### Supplied data

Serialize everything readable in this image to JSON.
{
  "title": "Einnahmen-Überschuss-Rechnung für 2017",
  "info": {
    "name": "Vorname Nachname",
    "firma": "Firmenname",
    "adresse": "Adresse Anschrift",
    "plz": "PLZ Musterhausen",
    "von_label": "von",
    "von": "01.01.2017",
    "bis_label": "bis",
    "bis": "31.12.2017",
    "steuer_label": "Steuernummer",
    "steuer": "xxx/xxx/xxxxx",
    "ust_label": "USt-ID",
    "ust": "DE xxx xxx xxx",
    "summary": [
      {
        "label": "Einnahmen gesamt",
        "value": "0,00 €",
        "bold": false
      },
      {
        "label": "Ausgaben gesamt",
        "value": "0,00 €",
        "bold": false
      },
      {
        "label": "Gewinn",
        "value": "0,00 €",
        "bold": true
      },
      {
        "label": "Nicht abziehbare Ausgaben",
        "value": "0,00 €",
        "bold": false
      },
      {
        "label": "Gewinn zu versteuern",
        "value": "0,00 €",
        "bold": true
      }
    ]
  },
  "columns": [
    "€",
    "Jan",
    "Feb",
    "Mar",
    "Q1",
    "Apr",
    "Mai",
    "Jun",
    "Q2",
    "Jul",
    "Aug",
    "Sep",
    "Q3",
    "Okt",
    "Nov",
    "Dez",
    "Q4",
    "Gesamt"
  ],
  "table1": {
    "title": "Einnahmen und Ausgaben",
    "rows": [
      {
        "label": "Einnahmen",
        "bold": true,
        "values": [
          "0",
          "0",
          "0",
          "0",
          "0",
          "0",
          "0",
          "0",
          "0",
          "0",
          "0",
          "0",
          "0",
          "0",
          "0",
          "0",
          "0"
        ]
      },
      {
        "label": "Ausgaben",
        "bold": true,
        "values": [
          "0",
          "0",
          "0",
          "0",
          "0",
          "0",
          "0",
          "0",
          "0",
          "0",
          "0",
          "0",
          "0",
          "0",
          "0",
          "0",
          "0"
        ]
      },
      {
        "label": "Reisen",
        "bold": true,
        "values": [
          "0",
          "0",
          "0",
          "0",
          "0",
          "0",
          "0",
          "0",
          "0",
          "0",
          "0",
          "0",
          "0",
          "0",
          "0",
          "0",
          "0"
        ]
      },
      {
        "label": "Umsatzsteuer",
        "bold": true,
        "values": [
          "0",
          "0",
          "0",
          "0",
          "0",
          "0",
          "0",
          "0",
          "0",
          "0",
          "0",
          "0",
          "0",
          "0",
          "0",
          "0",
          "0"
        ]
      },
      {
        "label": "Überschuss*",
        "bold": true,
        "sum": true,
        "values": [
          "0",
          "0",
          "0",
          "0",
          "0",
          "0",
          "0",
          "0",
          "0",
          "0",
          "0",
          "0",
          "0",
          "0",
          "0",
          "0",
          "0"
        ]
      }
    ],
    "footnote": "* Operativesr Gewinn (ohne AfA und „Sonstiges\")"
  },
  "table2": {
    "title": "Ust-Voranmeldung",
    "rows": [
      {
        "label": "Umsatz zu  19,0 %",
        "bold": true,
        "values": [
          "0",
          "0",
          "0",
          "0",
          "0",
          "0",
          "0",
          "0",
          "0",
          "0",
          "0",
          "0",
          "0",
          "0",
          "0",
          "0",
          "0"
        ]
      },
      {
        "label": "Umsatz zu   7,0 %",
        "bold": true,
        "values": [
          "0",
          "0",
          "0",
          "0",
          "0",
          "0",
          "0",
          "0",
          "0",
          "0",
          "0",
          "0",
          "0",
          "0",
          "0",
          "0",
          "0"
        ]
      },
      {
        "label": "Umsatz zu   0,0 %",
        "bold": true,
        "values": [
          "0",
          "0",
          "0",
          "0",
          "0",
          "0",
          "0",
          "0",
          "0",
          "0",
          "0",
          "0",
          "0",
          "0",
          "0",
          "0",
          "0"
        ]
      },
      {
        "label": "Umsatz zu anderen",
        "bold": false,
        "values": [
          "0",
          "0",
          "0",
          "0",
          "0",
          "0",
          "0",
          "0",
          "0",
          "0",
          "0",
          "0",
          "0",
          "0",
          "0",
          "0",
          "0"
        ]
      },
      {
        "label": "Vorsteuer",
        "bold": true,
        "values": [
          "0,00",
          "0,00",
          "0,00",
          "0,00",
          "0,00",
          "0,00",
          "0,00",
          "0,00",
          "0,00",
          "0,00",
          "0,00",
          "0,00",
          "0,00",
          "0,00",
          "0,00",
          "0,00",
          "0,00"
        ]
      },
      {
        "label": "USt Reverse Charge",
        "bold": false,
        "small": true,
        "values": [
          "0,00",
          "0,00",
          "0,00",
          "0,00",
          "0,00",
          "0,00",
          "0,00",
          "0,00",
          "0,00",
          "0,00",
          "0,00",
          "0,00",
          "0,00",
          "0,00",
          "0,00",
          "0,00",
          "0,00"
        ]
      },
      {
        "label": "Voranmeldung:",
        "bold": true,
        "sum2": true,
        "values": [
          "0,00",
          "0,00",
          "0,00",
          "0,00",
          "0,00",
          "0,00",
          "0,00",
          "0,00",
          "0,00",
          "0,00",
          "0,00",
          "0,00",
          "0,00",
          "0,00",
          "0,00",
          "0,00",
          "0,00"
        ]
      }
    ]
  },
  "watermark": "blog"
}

######

Set task: Extract every line from the records above that contains the word "Gewinn".

Written response:
        "label": "Gewinn",
        "label": "Gewinn zu versteuern",
    "footnote": "* Operativesr Gewinn (ohne AfA und „Sonstiges\")"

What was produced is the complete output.